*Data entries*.
☆ ☆ ☆ ☆ ☆

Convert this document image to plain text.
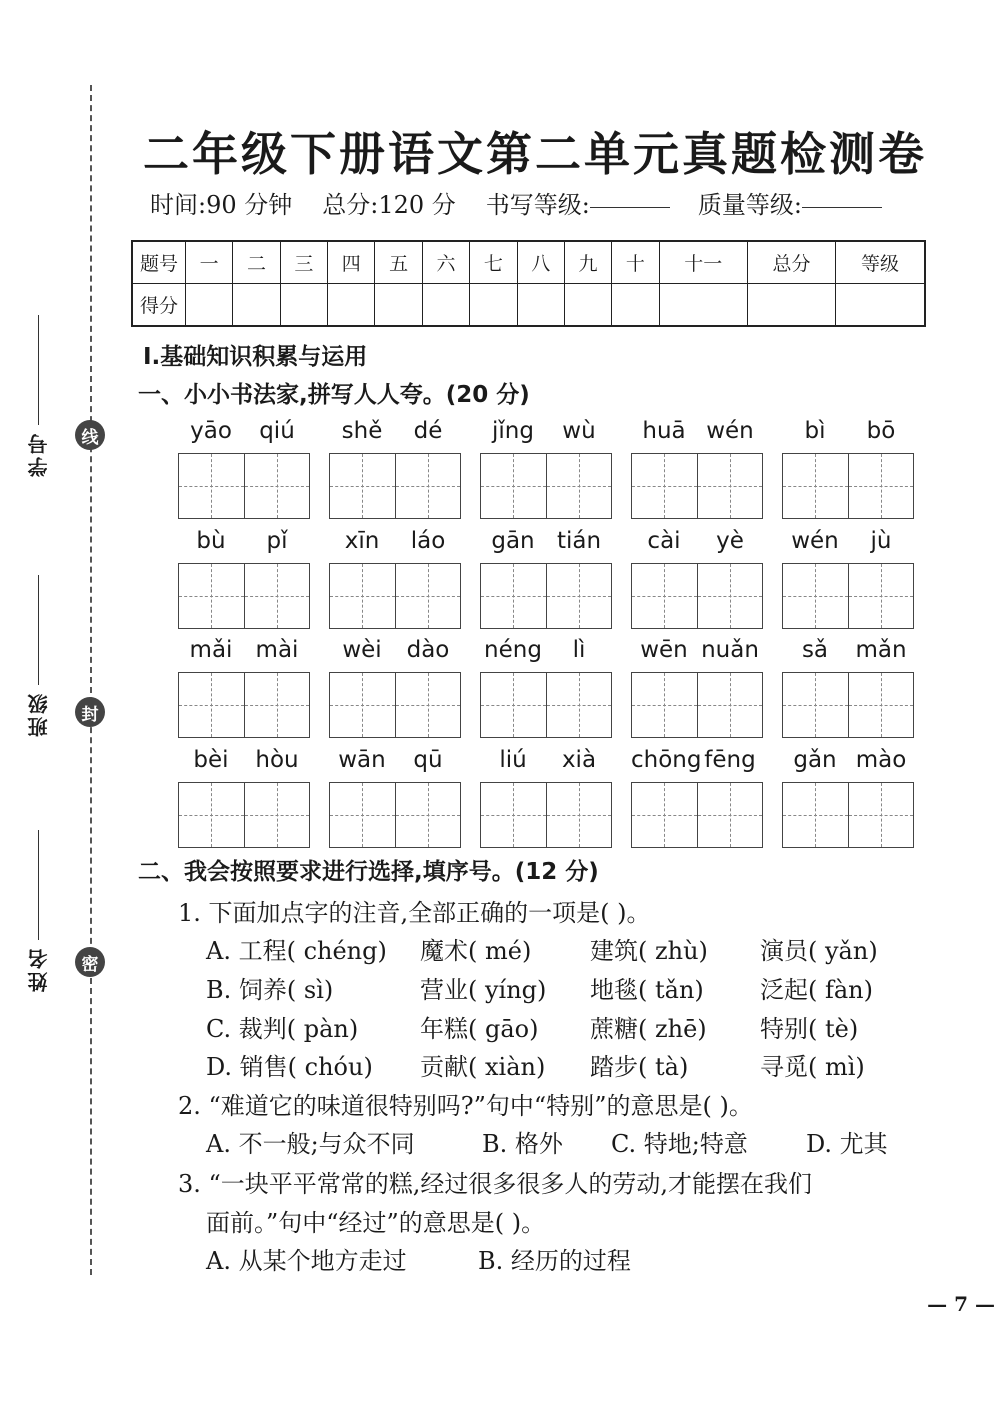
学号
班级
姓名
线
封
密
二年级下册语文第二单元真题检测卷
时间:90 分钟 总分:120 分 书写等级:	质量等级:
题号	一	二	三	四	五	六	七	八	九	十	十一	总分	等级
得分													
Ⅰ.基础知识积累与运用
一、小小书法家,拼写人人夸。(20 分)
yāo	qiú	shě	dé	jǐng	wù	huā wén	bì	bō
bù	pǐ	xīn	láo	gān tián	cài	yè	wén	jù
mǎi	mài	wèi	dào	néng	lì	wēn nuǎn	sǎ	mǎn
bèi	hòu	wān	qū	liú	xià	chōng fēng	gǎn mào
二、我会按照要求进行选择,填序号。(12 分)
1. 下面加点字的注音,全部正确的一项是( )。
A. 工程( chéng) 魔术( mé) 建筑( zhù) 演员( yǎn)
B. 饲养( sì)	营业( yíng) 地毯( tǎn) 泛起( fàn)
C. 裁判( pàn)	年糕( gāo) 蔗糖( zhē) 特别( tè)
D. 销售( chóu) 贡献( xiàn) 踏步( tà)	寻觅( mì)
2. “难道它的味道很特别吗?”句中“特别”的意思是( )。
A. 不一般;与众不同	B. 格外 C. 特地;特意 D. 尤其
3. “一块平平常常的糕,经过很多很多人的劳动,才能摆在我们
面前。”句中“经过”的意思是( )。
A. 从某个地方走过	B. 经历的过程
— 7 —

☆ ☆ ☆ ☆ ☆

*Problem details*. Every line of the material is to be quoted exactly, with no pictures carried over.

*Result for this task*.
Convert this document image to plain text.
学号
班级
姓名
线
封
密
二年级下册语文第二单元真题检测卷
时间:90 分钟 总分:120 分 书写等级:	质量等级:
题号	一	二	三	四	五	六	七	八	九	十	十一	总分	等级
得分													
Ⅰ.基础知识积累与运用
一、小小书法家,拼写人人夸。(20 分)
yāo	qiú	shě	dé	jǐng	wù	huā wén	bì	bō
bù	pǐ	xīn	láo	gān tián	cài	yè	wén	jù
mǎi	mài	wèi	dào	néng	lì	wēn nuǎn	sǎ	mǎn
bèi	hòu	wān	qū	liú	xià	chōng fēng	gǎn mào
二、我会按照要求进行选择,填序号。(12 分)
1. 下面加点字的注音,全部正确的一项是( )。
A. 工程( chéng) 魔术( mé) 建筑( zhù) 演员( yǎn)
B. 饲养( sì)	营业( yíng) 地毯( tǎn) 泛起( fàn)
C. 裁判( pàn)	年糕( gāo) 蔗糖( zhē) 特别( tè)
D. 销售( chóu) 贡献( xiàn) 踏步( tà)	寻觅( mì)
2. “难道它的味道很特别吗?”句中“特别”的意思是( )。
A. 不一般;与众不同	B. 格外 C. 特地;特意 D. 尤其
3. “一块平平常常的糕,经过很多很多人的劳动,才能摆在我们
面前。”句中“经过”的意思是( )。
A. 从某个地方走过	B. 经历的过程
— 7 —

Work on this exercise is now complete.